### EXERCISE DETAILS
Identify all lines in the listing that include the word "APROXIMADA", and copy them out.

(Extracted data entries)
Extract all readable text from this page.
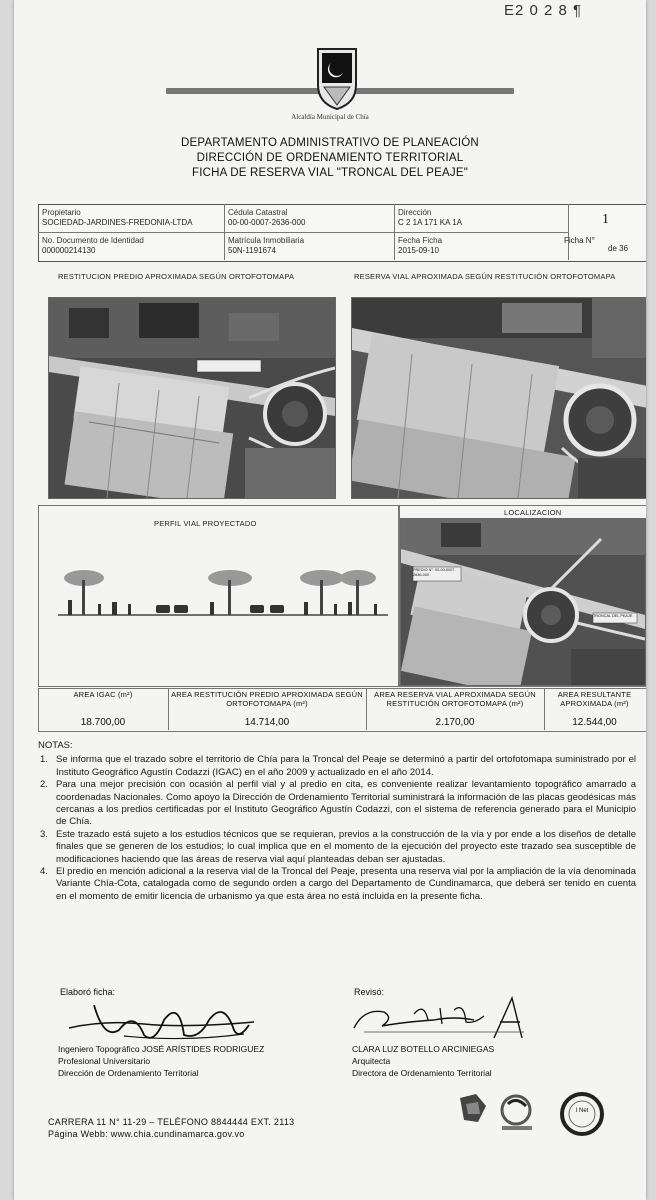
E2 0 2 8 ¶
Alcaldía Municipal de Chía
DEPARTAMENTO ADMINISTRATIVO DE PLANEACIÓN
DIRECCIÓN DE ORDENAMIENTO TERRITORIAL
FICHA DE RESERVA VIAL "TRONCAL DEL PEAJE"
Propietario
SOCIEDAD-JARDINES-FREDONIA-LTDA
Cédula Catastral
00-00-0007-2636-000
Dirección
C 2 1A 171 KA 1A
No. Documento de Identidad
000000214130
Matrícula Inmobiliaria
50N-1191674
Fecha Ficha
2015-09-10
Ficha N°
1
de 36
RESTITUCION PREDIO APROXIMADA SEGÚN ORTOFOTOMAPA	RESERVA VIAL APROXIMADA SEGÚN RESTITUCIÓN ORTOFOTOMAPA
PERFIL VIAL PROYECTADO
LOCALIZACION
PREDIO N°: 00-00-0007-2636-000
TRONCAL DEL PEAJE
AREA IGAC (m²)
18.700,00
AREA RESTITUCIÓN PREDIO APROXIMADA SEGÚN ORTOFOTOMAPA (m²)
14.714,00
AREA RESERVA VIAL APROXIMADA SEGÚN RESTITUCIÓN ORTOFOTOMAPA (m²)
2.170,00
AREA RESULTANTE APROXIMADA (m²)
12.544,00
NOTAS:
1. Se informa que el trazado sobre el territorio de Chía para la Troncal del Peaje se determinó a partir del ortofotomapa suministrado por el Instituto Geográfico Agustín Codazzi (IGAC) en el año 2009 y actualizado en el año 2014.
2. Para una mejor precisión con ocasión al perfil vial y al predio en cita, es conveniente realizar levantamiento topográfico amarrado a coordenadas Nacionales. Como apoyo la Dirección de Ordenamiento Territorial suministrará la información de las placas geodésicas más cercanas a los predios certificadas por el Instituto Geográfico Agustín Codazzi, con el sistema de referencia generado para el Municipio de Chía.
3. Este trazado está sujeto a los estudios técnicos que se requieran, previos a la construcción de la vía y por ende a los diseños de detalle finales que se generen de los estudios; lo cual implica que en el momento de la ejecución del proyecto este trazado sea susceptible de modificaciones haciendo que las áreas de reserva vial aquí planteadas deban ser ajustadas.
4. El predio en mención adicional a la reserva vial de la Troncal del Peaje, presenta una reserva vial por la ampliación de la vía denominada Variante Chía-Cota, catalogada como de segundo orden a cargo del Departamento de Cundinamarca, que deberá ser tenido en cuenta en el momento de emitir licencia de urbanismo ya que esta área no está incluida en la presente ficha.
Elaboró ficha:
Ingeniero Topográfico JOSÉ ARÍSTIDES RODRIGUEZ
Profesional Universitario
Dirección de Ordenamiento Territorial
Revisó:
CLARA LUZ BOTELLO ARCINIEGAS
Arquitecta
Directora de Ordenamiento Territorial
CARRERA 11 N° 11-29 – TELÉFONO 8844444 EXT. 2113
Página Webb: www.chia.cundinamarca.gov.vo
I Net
==
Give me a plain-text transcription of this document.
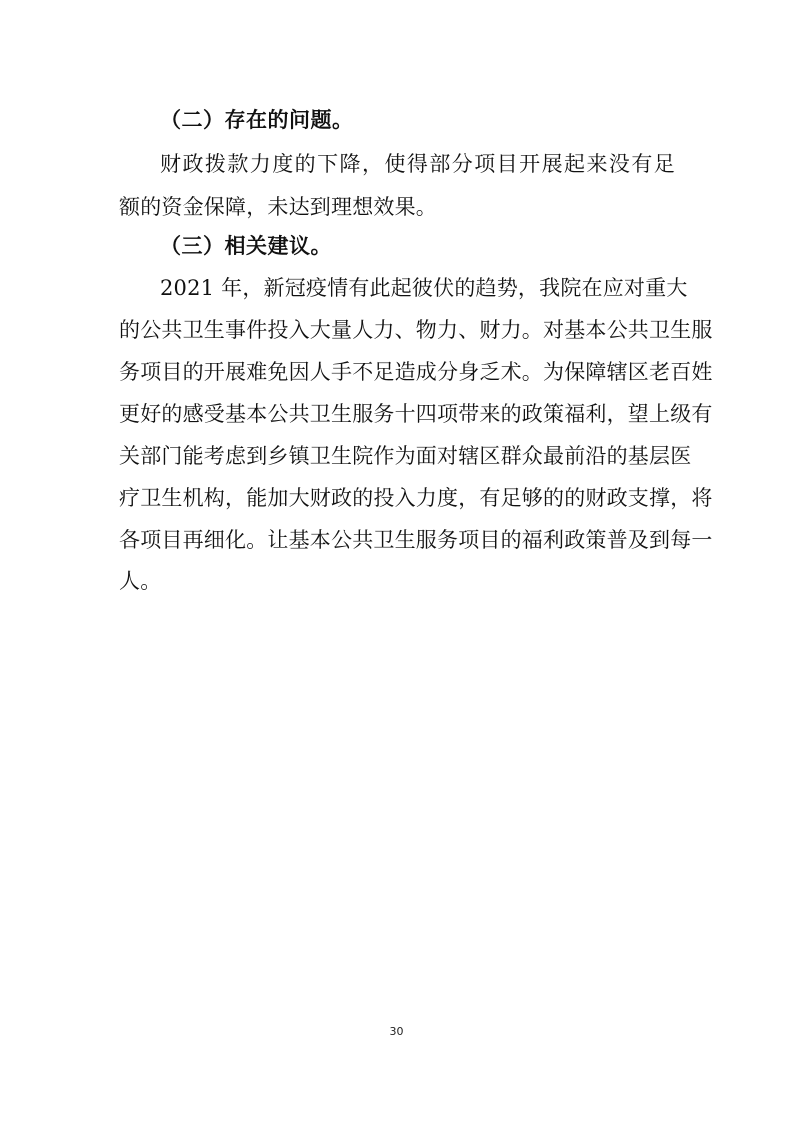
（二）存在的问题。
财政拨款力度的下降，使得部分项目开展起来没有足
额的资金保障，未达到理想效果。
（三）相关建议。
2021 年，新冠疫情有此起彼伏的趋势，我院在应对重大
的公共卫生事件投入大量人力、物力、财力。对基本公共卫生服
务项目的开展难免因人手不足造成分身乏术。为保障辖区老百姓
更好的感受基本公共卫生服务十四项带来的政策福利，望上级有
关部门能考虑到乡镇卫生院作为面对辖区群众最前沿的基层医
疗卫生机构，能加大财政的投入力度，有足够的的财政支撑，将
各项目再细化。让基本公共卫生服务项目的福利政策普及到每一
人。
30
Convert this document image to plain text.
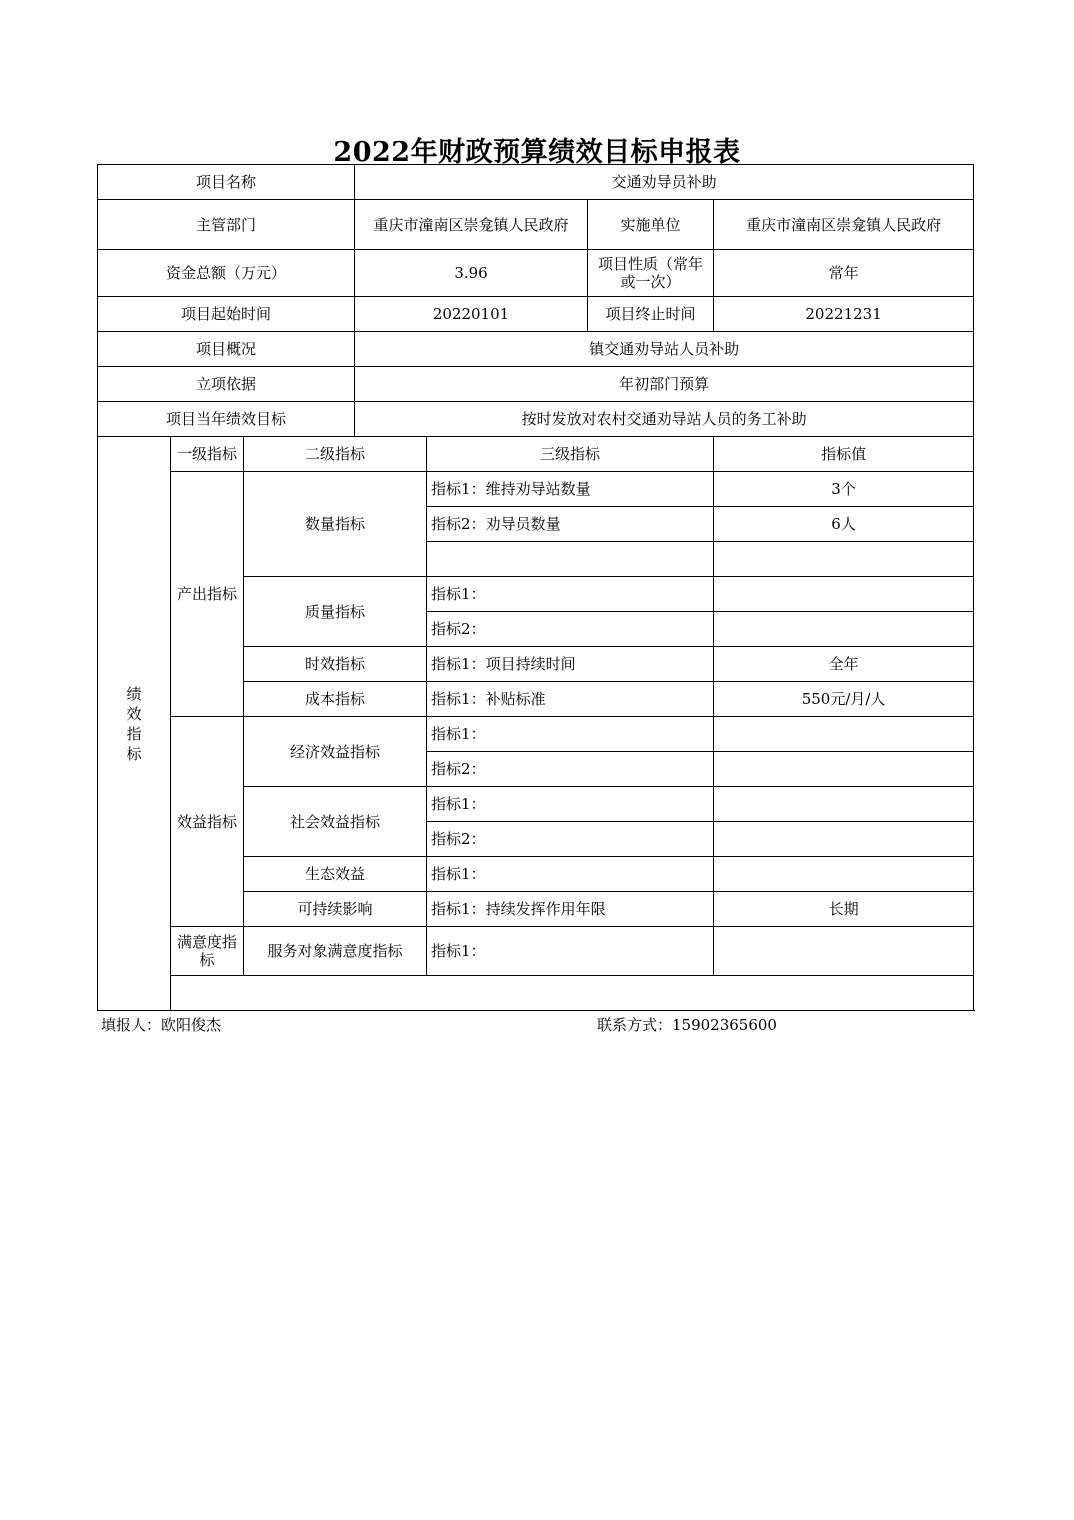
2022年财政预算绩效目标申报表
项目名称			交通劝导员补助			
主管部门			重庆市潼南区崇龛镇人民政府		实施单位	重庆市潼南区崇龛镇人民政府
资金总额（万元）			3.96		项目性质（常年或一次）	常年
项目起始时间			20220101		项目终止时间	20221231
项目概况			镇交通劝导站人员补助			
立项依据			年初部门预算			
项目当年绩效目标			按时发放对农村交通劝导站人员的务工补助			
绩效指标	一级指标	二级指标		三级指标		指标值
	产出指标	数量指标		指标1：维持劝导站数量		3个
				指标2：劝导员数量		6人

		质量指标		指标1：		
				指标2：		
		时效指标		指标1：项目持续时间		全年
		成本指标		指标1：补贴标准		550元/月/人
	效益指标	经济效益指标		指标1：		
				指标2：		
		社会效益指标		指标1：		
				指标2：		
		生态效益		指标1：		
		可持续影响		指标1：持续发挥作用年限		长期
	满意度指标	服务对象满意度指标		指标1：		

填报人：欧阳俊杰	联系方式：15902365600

### TASK SOLUTION
RESTITUCION PREDIO APROXIMADA SEGÚN ORTOFOTOMAPA	RESERVA VIAL APROXIMADA SEGÚN RESTITUCIÓN ORTOFOTOMAPA
AREA RESTITUCIÓN PREDIO APROXIMADA SEGÚN ORTOFOTOMAPA (m²)
AREA RESERVA VIAL APROXIMADA SEGÚN RESTITUCIÓN ORTOFOTOMAPA (m²)
AREA RESULTANTE APROXIMADA (m²)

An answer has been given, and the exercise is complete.